## RECORDS SUPPLIED

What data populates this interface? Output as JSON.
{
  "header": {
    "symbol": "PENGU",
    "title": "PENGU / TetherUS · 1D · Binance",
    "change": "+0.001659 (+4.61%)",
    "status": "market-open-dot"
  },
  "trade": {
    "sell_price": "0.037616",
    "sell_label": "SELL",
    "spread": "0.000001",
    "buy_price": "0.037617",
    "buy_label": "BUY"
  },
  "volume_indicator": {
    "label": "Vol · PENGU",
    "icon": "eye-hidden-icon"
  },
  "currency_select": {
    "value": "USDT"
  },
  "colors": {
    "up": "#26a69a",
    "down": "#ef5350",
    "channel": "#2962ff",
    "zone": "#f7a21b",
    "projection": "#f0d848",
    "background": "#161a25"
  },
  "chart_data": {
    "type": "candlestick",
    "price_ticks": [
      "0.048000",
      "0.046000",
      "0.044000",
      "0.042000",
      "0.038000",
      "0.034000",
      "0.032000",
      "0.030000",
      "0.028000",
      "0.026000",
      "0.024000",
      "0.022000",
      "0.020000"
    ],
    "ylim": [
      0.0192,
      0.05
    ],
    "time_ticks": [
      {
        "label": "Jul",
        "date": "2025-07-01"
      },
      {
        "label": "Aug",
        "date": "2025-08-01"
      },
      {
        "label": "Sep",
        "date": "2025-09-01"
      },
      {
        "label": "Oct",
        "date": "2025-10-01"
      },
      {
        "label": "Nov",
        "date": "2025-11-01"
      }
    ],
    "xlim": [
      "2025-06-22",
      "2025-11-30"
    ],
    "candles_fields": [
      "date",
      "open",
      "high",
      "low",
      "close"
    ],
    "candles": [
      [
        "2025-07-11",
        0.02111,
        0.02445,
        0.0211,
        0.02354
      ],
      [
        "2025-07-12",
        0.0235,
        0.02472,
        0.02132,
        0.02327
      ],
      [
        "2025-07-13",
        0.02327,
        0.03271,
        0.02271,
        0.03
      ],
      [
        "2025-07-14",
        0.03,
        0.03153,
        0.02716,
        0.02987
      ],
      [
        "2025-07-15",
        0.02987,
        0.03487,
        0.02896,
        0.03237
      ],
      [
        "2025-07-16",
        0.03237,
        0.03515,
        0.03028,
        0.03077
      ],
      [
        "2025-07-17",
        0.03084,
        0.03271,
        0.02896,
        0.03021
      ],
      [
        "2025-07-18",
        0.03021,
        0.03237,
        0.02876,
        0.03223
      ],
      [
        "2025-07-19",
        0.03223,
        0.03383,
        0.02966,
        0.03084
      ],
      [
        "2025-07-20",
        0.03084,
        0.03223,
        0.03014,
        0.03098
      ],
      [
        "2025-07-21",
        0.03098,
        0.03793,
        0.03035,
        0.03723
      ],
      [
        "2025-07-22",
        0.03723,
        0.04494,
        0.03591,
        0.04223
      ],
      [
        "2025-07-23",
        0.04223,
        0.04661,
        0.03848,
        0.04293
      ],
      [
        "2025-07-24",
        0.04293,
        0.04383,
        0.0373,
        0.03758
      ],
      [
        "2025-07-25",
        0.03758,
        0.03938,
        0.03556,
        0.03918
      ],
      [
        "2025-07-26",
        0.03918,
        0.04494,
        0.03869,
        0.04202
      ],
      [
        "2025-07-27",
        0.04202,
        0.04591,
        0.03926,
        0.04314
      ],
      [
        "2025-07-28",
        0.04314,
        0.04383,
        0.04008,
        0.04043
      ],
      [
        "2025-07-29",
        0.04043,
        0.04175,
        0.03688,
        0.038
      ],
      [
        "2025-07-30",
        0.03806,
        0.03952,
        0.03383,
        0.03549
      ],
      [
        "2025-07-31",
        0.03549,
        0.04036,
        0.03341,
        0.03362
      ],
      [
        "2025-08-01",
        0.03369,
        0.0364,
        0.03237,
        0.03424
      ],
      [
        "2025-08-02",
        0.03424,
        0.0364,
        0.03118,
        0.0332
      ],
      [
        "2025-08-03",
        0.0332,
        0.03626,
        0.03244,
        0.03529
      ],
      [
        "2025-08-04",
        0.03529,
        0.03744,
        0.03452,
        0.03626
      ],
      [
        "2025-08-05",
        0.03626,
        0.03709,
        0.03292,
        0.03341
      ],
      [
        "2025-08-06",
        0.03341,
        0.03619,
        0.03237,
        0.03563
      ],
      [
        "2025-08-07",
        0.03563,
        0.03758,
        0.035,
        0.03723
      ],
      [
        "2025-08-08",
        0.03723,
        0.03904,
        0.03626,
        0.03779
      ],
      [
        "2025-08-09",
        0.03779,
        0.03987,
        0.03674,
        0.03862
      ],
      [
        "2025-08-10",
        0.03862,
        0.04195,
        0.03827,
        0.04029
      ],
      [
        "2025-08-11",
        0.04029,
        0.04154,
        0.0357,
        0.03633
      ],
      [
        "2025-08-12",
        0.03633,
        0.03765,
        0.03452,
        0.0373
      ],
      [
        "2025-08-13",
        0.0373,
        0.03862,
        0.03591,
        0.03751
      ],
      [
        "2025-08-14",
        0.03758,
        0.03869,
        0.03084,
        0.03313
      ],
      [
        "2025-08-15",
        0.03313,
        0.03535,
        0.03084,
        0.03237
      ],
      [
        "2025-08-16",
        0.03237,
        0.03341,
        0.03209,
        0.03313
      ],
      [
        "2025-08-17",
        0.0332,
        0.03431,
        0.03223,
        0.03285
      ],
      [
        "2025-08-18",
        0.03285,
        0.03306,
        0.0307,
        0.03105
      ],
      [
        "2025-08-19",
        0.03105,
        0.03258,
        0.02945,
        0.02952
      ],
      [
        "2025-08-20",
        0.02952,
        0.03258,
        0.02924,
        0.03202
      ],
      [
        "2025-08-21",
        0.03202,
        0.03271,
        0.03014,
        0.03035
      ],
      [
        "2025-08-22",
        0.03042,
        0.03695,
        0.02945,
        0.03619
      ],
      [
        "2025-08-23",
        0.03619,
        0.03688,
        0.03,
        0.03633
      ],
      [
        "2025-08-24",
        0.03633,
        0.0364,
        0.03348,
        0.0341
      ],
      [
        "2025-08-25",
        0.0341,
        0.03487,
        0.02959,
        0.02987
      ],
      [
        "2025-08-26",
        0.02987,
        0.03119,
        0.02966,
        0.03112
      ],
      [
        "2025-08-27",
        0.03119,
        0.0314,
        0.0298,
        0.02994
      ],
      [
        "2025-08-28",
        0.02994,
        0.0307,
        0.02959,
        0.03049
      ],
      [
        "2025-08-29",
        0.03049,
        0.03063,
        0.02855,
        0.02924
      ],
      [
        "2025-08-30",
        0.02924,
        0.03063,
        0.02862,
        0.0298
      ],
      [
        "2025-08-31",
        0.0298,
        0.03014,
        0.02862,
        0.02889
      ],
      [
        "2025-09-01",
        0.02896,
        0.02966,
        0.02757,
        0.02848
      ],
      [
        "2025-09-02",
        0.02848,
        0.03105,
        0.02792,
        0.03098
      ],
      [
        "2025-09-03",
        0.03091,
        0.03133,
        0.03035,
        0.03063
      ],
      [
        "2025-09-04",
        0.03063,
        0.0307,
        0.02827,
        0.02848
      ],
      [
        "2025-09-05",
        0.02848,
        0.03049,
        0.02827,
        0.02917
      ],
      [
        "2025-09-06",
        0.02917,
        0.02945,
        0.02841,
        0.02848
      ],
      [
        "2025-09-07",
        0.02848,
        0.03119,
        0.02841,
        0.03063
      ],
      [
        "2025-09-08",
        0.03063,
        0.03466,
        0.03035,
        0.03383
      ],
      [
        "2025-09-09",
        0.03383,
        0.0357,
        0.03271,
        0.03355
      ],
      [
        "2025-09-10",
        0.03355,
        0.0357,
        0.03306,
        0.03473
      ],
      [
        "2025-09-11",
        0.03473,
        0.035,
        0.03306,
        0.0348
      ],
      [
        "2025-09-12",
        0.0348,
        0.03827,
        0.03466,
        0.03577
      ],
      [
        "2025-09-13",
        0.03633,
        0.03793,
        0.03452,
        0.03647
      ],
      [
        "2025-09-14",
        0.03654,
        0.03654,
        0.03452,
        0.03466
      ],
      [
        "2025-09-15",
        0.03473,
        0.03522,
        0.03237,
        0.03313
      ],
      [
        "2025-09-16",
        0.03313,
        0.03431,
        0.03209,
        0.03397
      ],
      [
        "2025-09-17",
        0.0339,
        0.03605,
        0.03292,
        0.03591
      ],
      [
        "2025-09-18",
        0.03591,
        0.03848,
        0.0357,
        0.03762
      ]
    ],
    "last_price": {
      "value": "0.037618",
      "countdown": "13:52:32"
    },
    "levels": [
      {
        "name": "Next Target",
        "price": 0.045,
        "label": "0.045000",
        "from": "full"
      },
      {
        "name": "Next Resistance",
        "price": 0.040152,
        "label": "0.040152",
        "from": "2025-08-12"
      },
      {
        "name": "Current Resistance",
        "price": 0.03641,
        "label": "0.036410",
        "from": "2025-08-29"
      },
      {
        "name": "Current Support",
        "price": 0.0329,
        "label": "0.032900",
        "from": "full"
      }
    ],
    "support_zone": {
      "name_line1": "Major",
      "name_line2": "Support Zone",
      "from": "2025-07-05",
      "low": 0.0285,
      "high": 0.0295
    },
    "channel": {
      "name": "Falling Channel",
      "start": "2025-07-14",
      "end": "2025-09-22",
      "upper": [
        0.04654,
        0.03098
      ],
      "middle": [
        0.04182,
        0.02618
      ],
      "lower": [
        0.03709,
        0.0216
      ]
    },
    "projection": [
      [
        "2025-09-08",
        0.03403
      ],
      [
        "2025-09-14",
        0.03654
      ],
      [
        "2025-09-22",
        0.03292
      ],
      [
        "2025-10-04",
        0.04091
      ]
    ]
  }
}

## WHAT THIS TASK INVOLVES
Scan the data above and copy every line with "Resistance" in it.

## EXERCISE ANSWER
        "name": "Next Resistance",
        "name": "Current Resistance",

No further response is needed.